Records from a collection of figures:
▬▬▬▬▬▬
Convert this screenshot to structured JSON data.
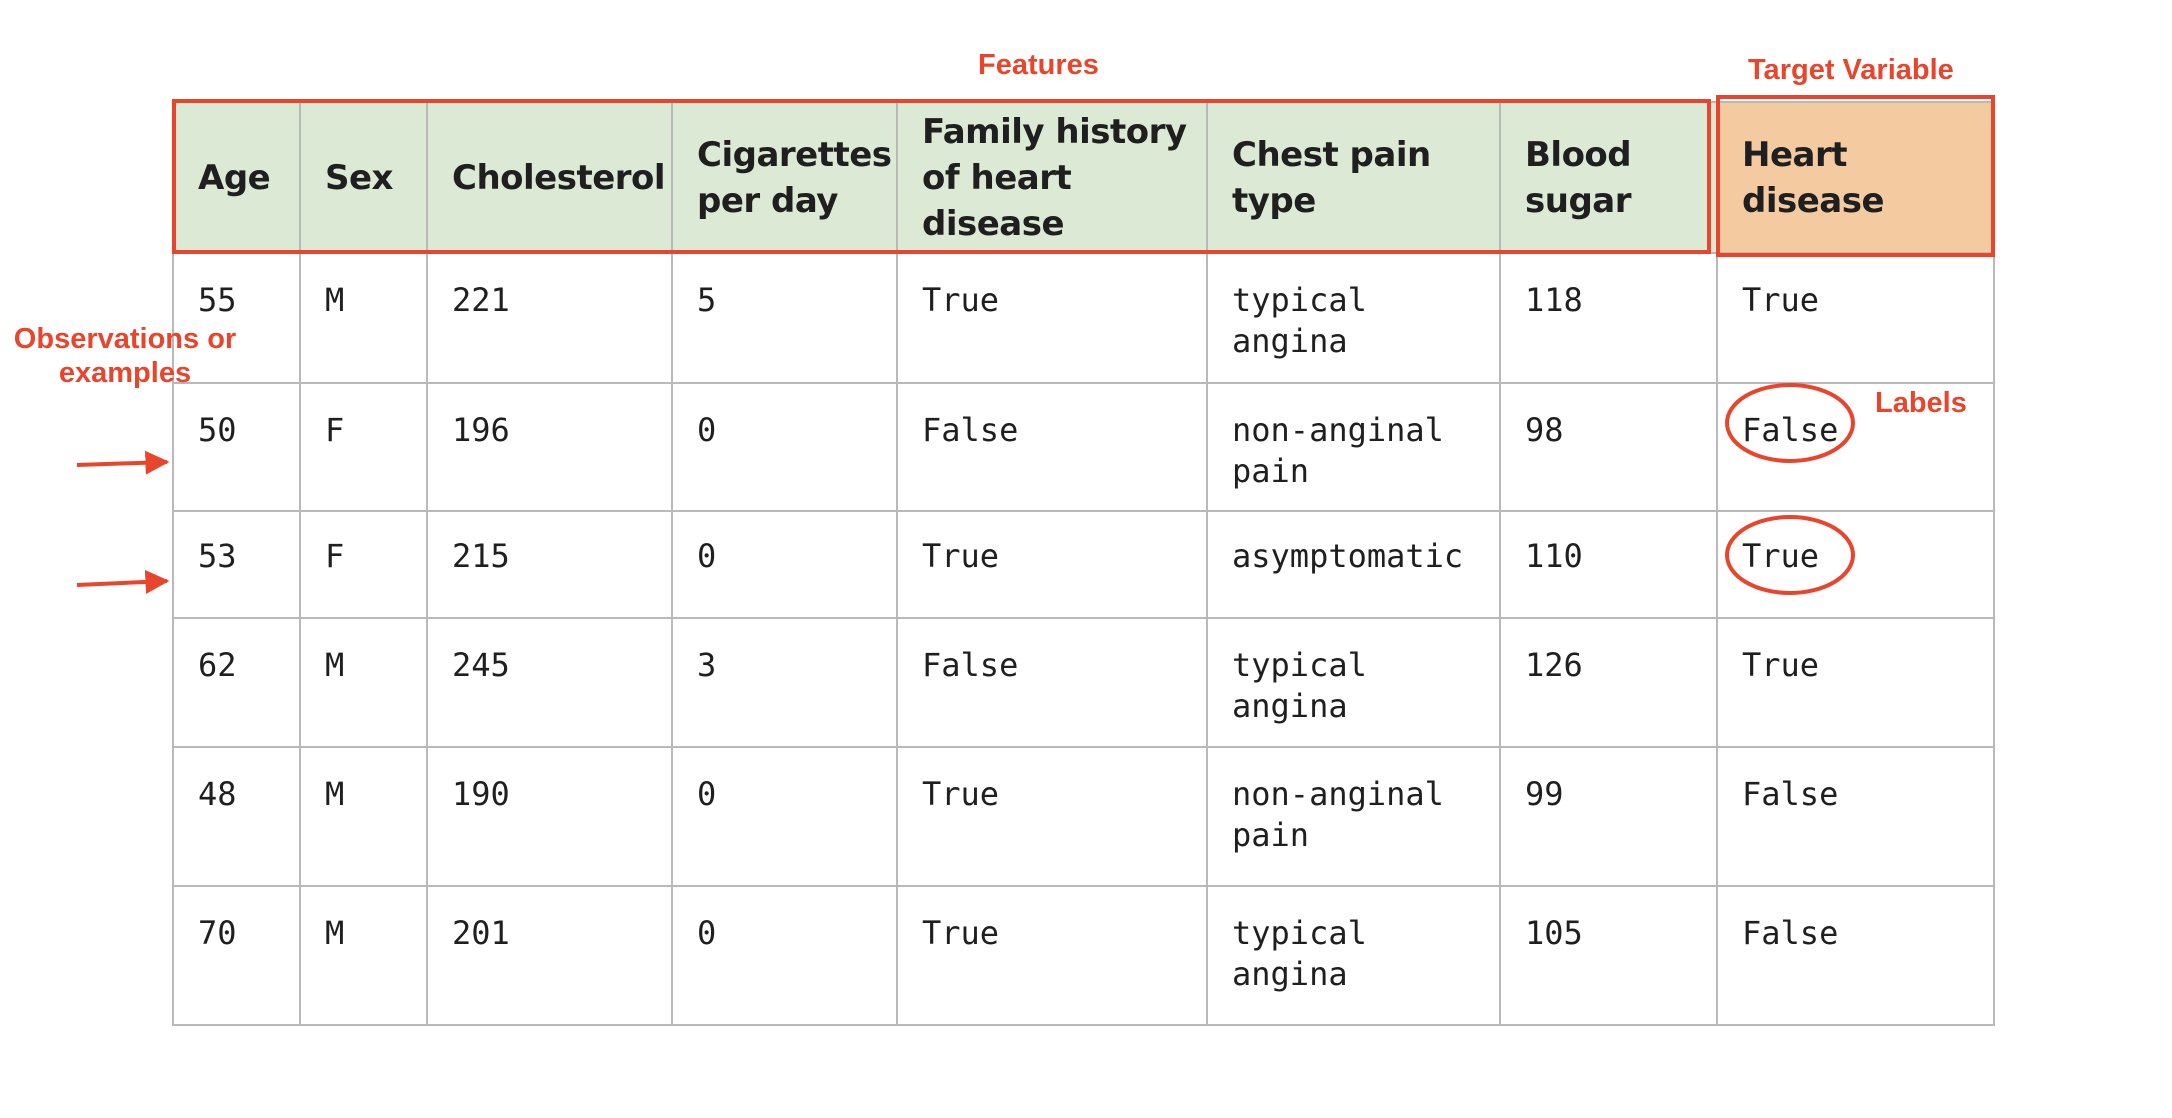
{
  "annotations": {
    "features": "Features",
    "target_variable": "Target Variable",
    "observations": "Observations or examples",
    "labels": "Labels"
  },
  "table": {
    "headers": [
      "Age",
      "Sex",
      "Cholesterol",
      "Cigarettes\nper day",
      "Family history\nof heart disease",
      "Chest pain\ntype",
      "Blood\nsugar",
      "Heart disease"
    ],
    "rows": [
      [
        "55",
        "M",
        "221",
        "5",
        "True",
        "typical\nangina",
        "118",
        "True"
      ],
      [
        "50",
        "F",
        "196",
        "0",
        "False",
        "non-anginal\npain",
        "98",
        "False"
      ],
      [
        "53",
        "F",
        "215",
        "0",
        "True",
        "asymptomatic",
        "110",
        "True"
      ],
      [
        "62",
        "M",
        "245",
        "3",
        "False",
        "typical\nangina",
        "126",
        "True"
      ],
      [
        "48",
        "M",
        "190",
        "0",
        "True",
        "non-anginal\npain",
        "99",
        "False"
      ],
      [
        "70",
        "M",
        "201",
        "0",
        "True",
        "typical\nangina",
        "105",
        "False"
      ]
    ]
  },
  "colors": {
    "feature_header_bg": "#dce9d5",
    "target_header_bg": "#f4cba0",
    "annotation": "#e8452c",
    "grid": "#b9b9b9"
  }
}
▬▬▬▬▬▬
TASK TO CARRY OUT:
Write out the full set of lines verbatim, without the pictures.

EXERCISE RESULT:
Convert this screenshot to structured JSON data.
{
  "annotations": {
    "features": "Features",
    "target_variable": "Target Variable",
    "observations": "Observations or examples",
    "labels": "Labels"
  },
  "table": {
    "headers": [
      "Age",
      "Sex",
      "Cholesterol",
      "Cigarettes\nper day",
      "Family history\nof heart disease",
      "Chest pain\ntype",
      "Blood\nsugar",
      "Heart disease"
    ],
    "rows": [
      [
        "55",
        "M",
        "221",
        "5",
        "True",
        "typical\nangina",
        "118",
        "True"
      ],
      [
        "50",
        "F",
        "196",
        "0",
        "False",
        "non-anginal\npain",
        "98",
        "False"
      ],
      [
        "53",
        "F",
        "215",
        "0",
        "True",
        "asymptomatic",
        "110",
        "True"
      ],
      [
        "62",
        "M",
        "245",
        "3",
        "False",
        "typical\nangina",
        "126",
        "True"
      ],
      [
        "48",
        "M",
        "190",
        "0",
        "True",
        "non-anginal\npain",
        "99",
        "False"
      ],
      [
        "70",
        "M",
        "201",
        "0",
        "True",
        "typical\nangina",
        "105",
        "False"
      ]
    ]
  },
  "colors": {
    "feature_header_bg": "#dce9d5",
    "target_header_bg": "#f4cba0",
    "annotation": "#e8452c",
    "grid": "#b9b9b9"
  }
}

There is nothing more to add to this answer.